--- Start Records provided ---

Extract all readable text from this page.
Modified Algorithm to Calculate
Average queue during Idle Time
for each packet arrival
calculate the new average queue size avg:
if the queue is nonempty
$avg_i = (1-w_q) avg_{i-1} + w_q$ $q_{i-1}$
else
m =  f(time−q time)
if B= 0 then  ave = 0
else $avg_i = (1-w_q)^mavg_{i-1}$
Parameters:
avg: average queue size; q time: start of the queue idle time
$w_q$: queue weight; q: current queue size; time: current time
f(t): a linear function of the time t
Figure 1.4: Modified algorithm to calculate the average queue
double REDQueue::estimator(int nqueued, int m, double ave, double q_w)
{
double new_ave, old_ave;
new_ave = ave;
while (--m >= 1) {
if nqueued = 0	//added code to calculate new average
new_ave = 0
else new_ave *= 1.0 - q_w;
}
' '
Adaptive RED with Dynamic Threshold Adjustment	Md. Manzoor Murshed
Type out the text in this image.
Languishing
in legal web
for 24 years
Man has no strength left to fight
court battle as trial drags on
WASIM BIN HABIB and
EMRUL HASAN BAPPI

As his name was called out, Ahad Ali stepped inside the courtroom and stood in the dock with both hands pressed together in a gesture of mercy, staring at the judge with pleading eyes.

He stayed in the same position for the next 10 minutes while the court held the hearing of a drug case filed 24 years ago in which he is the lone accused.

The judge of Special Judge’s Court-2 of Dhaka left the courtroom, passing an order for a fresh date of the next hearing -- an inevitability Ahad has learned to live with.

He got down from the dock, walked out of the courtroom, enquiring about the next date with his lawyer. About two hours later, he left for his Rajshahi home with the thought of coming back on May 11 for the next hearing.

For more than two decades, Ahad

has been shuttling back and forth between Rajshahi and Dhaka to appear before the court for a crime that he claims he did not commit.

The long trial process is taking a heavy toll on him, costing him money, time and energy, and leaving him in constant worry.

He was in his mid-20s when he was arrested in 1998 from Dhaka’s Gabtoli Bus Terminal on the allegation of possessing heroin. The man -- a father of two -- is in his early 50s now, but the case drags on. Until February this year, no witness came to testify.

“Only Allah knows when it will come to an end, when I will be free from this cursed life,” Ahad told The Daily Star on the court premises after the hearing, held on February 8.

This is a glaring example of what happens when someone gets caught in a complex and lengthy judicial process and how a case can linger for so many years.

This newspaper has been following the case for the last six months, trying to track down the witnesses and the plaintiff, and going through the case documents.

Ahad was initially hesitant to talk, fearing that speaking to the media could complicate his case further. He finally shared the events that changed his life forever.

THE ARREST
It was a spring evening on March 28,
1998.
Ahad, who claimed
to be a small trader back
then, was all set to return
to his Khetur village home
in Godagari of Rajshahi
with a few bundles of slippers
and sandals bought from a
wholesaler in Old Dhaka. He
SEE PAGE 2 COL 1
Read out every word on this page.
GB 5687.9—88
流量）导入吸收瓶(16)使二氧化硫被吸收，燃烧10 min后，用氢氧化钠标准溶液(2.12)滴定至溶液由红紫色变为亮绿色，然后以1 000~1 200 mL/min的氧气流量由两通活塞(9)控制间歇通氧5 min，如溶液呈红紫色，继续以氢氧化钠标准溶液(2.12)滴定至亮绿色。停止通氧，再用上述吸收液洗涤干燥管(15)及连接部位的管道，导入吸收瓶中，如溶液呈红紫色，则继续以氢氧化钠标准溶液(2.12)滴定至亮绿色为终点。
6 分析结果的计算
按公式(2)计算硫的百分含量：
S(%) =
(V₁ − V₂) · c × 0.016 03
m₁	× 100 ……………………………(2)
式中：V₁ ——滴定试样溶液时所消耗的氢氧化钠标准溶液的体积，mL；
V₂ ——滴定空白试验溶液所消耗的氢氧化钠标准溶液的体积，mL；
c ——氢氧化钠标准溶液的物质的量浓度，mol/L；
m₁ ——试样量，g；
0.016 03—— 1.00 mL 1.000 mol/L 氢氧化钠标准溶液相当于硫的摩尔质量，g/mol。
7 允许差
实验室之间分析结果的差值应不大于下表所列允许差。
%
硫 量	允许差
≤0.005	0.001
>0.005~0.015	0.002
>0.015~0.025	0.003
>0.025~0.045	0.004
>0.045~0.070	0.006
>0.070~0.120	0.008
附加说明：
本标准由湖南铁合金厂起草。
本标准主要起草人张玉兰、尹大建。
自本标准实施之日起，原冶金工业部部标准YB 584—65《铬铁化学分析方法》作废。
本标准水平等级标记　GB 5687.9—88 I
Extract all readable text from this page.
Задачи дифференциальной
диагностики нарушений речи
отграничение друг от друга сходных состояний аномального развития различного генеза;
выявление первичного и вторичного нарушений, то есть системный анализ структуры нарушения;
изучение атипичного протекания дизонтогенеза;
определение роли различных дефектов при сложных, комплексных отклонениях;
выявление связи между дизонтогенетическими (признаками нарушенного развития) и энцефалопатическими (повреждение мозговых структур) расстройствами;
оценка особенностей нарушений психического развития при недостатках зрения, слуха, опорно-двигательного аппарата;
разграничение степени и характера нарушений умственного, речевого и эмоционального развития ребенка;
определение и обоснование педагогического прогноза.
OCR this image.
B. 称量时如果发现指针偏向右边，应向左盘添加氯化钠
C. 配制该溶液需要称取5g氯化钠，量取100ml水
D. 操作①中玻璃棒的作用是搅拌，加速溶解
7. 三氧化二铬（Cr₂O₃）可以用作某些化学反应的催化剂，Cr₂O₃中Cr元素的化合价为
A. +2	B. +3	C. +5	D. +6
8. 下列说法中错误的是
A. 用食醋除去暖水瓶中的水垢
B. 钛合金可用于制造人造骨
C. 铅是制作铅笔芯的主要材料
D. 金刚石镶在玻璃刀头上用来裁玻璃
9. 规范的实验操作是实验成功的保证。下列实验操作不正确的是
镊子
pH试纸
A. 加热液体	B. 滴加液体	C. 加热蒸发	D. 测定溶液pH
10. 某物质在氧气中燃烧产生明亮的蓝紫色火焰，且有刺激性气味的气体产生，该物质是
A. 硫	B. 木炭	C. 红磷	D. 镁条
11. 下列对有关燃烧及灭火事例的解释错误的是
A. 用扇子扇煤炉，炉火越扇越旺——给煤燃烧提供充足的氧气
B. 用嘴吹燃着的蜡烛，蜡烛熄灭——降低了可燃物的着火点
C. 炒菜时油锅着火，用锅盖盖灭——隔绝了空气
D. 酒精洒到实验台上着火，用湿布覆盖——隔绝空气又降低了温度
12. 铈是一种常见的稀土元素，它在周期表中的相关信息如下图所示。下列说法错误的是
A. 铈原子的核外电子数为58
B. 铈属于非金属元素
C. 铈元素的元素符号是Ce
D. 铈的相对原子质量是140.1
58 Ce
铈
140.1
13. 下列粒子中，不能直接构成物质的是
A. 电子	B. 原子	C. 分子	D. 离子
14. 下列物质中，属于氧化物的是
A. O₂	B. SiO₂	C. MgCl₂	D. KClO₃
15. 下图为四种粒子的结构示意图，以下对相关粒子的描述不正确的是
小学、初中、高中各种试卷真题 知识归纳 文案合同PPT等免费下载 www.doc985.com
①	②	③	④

--- End Records provided ---

Gather and return every line that holds the string "hearing".

He stayed in the same position for the next 10 minutes while the court held the hearing of a drug case filed 24 years ago in which he is the lone accused.
The judge of Special Judge’s Court-2 of Dhaka left the courtroom, passing an order for a fresh date of the next hearing -- an inevitability Ahad has learned to live with.
He got down from the dock, walked out of the courtroom, enquiring about the next date with his lawyer. About two hours later, he left for his Rajshahi home with the thought of coming back on May 11 for the next hearing.
“Only Allah knows when it will come to an end, when I will be free from this cursed life,” Ahad told The Daily Star on the court premises after the hearing, held on February 8.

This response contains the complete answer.